*Records shown*
* * *
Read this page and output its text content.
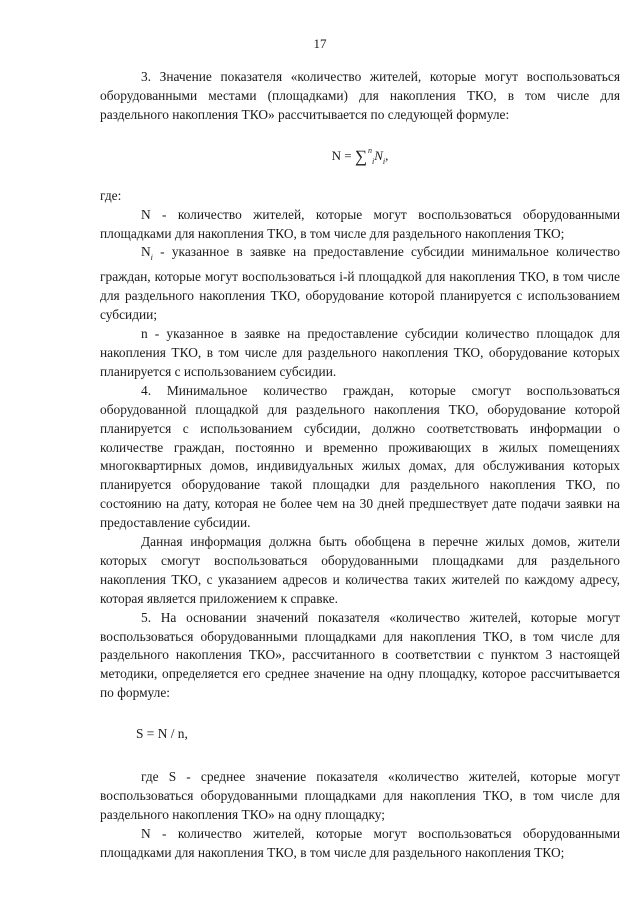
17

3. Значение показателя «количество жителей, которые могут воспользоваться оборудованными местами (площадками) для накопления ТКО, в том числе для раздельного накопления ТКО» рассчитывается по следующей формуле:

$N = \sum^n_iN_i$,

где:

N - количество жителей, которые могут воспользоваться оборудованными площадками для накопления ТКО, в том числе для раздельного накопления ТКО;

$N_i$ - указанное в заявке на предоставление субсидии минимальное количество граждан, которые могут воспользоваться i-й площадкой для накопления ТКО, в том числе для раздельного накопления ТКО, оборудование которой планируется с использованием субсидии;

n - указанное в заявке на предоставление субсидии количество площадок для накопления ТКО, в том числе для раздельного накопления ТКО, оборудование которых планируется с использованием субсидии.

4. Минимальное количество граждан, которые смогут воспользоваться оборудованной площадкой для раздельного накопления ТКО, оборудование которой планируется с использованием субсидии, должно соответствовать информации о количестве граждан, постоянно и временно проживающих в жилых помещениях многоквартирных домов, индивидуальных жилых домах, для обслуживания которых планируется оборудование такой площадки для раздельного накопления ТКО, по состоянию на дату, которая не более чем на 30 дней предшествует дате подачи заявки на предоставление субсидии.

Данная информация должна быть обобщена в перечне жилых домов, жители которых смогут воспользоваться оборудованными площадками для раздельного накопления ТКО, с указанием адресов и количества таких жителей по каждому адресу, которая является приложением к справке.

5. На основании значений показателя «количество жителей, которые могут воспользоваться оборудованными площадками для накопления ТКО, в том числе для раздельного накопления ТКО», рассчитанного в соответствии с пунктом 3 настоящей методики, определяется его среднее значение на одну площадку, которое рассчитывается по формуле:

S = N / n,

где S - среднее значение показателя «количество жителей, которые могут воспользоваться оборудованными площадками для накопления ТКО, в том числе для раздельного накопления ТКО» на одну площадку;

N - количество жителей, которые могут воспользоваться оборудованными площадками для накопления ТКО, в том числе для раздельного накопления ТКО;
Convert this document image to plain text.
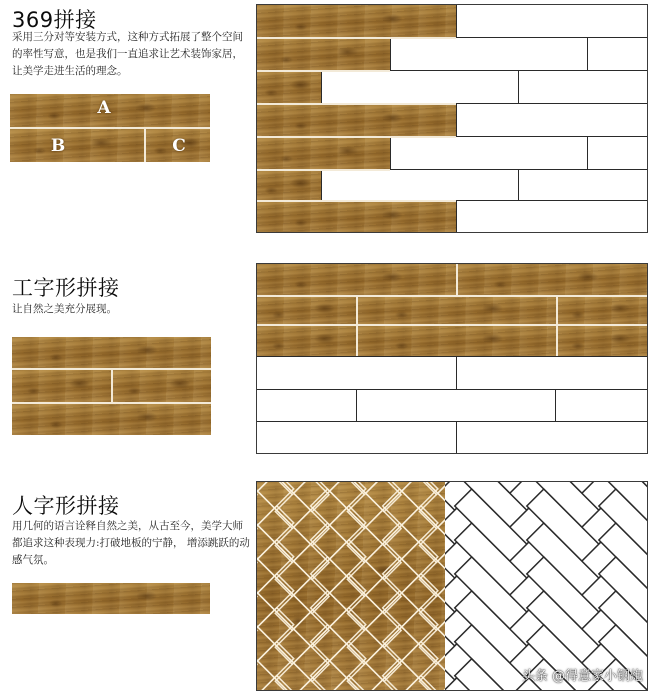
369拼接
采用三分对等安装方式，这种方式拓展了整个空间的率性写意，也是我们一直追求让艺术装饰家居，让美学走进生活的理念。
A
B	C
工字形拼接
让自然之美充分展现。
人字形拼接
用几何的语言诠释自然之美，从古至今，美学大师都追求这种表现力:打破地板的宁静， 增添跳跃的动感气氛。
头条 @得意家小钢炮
* * *
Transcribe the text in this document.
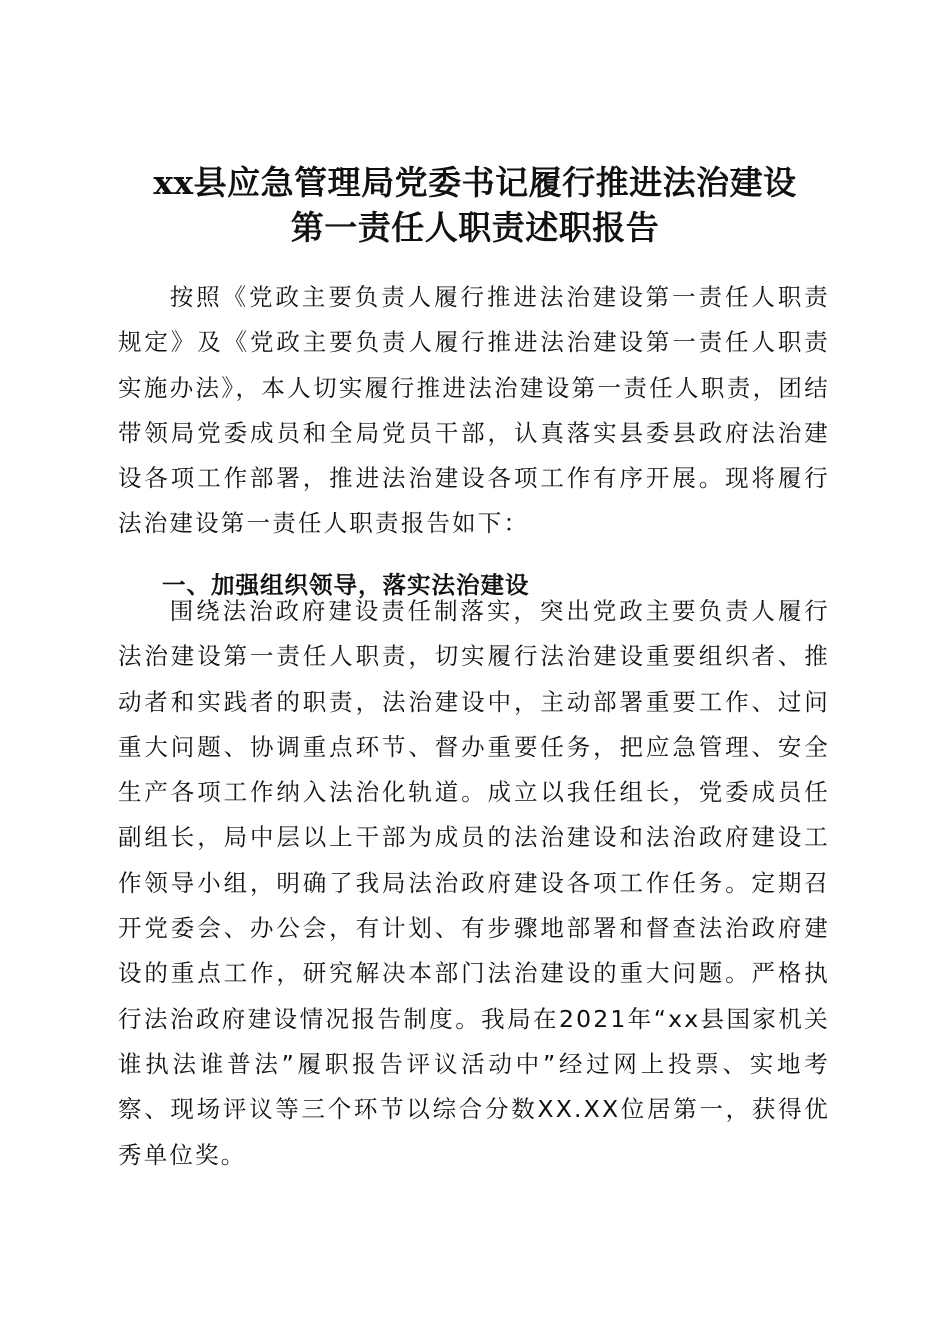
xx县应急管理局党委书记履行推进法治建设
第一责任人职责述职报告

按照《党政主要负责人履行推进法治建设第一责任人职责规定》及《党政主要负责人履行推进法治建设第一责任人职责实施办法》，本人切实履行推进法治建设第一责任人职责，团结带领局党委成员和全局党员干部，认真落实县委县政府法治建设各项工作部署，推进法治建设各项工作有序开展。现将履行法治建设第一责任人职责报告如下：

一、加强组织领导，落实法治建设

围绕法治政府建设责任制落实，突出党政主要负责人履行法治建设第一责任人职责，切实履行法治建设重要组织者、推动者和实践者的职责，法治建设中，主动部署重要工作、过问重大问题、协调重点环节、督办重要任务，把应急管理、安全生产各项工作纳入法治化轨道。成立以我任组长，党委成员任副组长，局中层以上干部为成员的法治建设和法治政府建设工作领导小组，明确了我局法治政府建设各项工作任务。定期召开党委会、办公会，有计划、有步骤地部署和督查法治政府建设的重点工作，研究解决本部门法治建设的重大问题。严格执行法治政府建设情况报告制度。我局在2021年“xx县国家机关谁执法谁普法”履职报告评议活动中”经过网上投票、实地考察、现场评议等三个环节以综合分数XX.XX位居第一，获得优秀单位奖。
* * *
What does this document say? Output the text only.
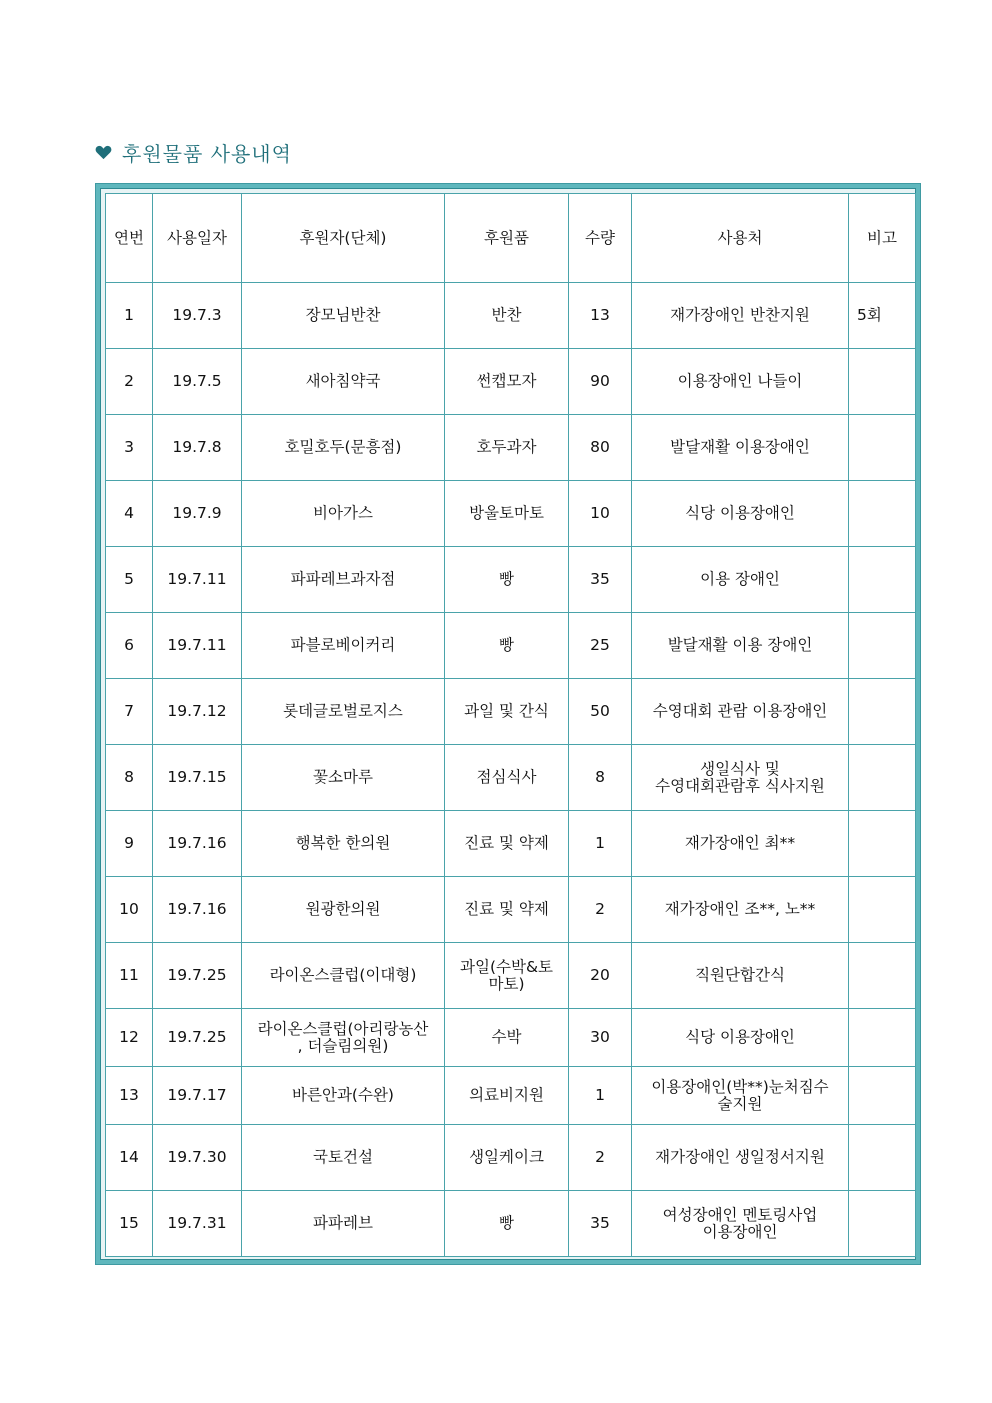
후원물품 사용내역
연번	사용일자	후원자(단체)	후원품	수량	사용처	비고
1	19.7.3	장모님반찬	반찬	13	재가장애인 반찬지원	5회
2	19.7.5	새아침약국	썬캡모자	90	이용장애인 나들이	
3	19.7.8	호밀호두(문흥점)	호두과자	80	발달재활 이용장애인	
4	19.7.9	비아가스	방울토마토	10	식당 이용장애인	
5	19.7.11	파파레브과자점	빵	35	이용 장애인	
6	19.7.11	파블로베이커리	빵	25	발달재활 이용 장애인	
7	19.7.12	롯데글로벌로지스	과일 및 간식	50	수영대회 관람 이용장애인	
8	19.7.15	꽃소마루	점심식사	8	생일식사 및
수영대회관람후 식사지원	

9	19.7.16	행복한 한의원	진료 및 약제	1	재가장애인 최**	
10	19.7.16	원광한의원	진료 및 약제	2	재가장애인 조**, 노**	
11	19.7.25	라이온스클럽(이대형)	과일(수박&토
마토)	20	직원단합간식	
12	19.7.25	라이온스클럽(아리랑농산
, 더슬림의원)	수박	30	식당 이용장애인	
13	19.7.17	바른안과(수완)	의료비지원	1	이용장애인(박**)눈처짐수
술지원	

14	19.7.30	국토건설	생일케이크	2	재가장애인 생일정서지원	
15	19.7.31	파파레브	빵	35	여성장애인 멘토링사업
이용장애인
* * *
*Requirements*
Wherever the string "발달재활" appears in the entries above, list that line.

*Response to this exercise*
3	19.7.8	호밀호두(문흥점)	호두과자	80	발달재활 이용장애인	
6	19.7.11	파블로베이커리	빵	25	발달재활 이용 장애인	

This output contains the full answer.